## begin DATA PROVIDED

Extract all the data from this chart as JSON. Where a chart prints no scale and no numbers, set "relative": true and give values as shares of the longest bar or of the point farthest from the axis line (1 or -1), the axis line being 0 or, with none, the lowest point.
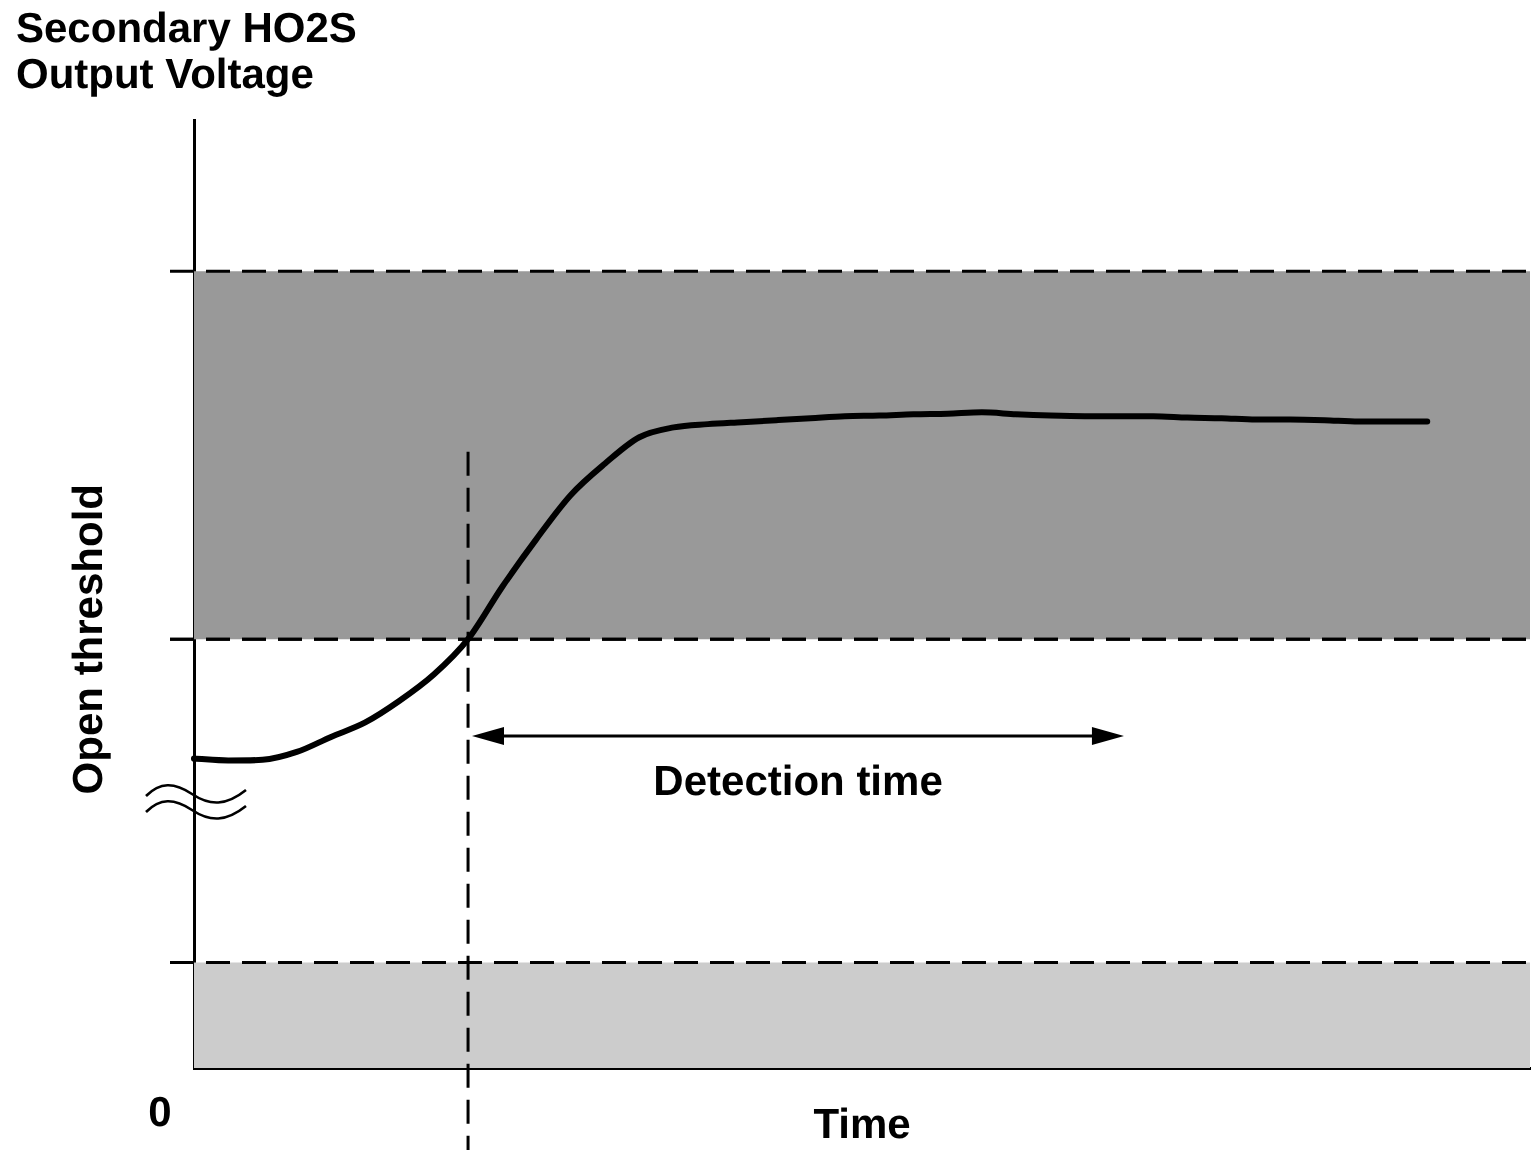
{
  "chart_data": {
    "type": "line",
    "title": "Secondary HO2S Output Voltage",
    "xlabel": "Time",
    "relative": true,
    "categories": [
      null,
      null,
      null,
      null,
      null,
      null,
      null,
      null,
      null,
      null,
      null,
      null,
      null,
      null,
      null,
      null,
      null,
      null,
      null,
      null,
      null,
      null,
      null,
      null,
      null,
      null,
      null,
      null,
      null,
      null,
      null,
      null,
      null,
      null,
      null,
      null,
      null,
      null,
      null,
      null
    ],
    "series": [
      {
        "color": "#000000",
        "values": [
          0.472,
          0.469,
          0.47,
          0.482,
          0.505,
          0.527,
          0.56,
          0.6,
          0.654,
          0.734,
          0.807,
          0.874,
          0.922,
          0.962,
          0.977,
          0.982,
          0.985,
          0.988,
          0.991,
          0.994,
          0.995,
          0.997,
          0.998,
          1,
          0.997,
          0.995,
          0.994,
          0.994,
          0.994,
          0.992,
          0.991,
          0.989,
          0.989,
          0.988,
          0.986,
          0.986,
          0.986,
          null,
          null,
          null
        ]
      }
    ],
    "bands": [
      {
        "axis": "y",
        "from": 0.654,
        "to": 1.215,
        "color": "#999999"
      },
      {
        "axis": "y",
        "from": 0,
        "to": 0.161,
        "color": "#cccccc"
      }
    ],
    "ref_lines": [
      {
        "axis": "y",
        "value": 0.654,
        "label": "Open threshold",
        "line_style": "dashed"
      }
    ],
    "annotations": [
      "Detection time",
      "0"
    ],
    "grid": false,
    "legend": false,
    "marker": "none",
    "line_style": "solid"
  }
}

## end DATA PROVIDED

### AIM
Leave the pictures out and output the rest of the listing exactly.

### TASK RESPONSE
Extract all the data from this chart as JSON. Where a chart prints no scale and no numbers, set "relative": true and give values as shares of the longest bar or of the point farthest from the axis line (1 or -1), the axis line being 0 or, with none, the lowest point.
{
  "chart_data": {
    "type": "line",
    "title": "Secondary HO2S Output Voltage",
    "xlabel": "Time",
    "relative": true,
    "categories": [
      null,
      null,
      null,
      null,
      null,
      null,
      null,
      null,
      null,
      null,
      null,
      null,
      null,
      null,
      null,
      null,
      null,
      null,
      null,
      null,
      null,
      null,
      null,
      null,
      null,
      null,
      null,
      null,
      null,
      null,
      null,
      null,
      null,
      null,
      null,
      null,
      null,
      null,
      null,
      null
    ],
    "series": [
      {
        "color": "#000000",
        "values": [
          0.472,
          0.469,
          0.47,
          0.482,
          0.505,
          0.527,
          0.56,
          0.6,
          0.654,
          0.734,
          0.807,
          0.874,
          0.922,
          0.962,
          0.977,
          0.982,
          0.985,
          0.988,
          0.991,
          0.994,
          0.995,
          0.997,
          0.998,
          1,
          0.997,
          0.995,
          0.994,
          0.994,
          0.994,
          0.992,
          0.991,
          0.989,
          0.989,
          0.988,
          0.986,
          0.986,
          0.986,
          null,
          null,
          null
        ]
      }
    ],
    "bands": [
      {
        "axis": "y",
        "from": 0.654,
        "to": 1.215,
        "color": "#999999"
      },
      {
        "axis": "y",
        "from": 0,
        "to": 0.161,
        "color": "#cccccc"
      }
    ],
    "ref_lines": [
      {
        "axis": "y",
        "value": 0.654,
        "label": "Open threshold",
        "line_style": "dashed"
      }
    ],
    "annotations": [
      "Detection time",
      "0"
    ],
    "grid": false,
    "legend": false,
    "marker": "none",
    "line_style": "solid"
  }
}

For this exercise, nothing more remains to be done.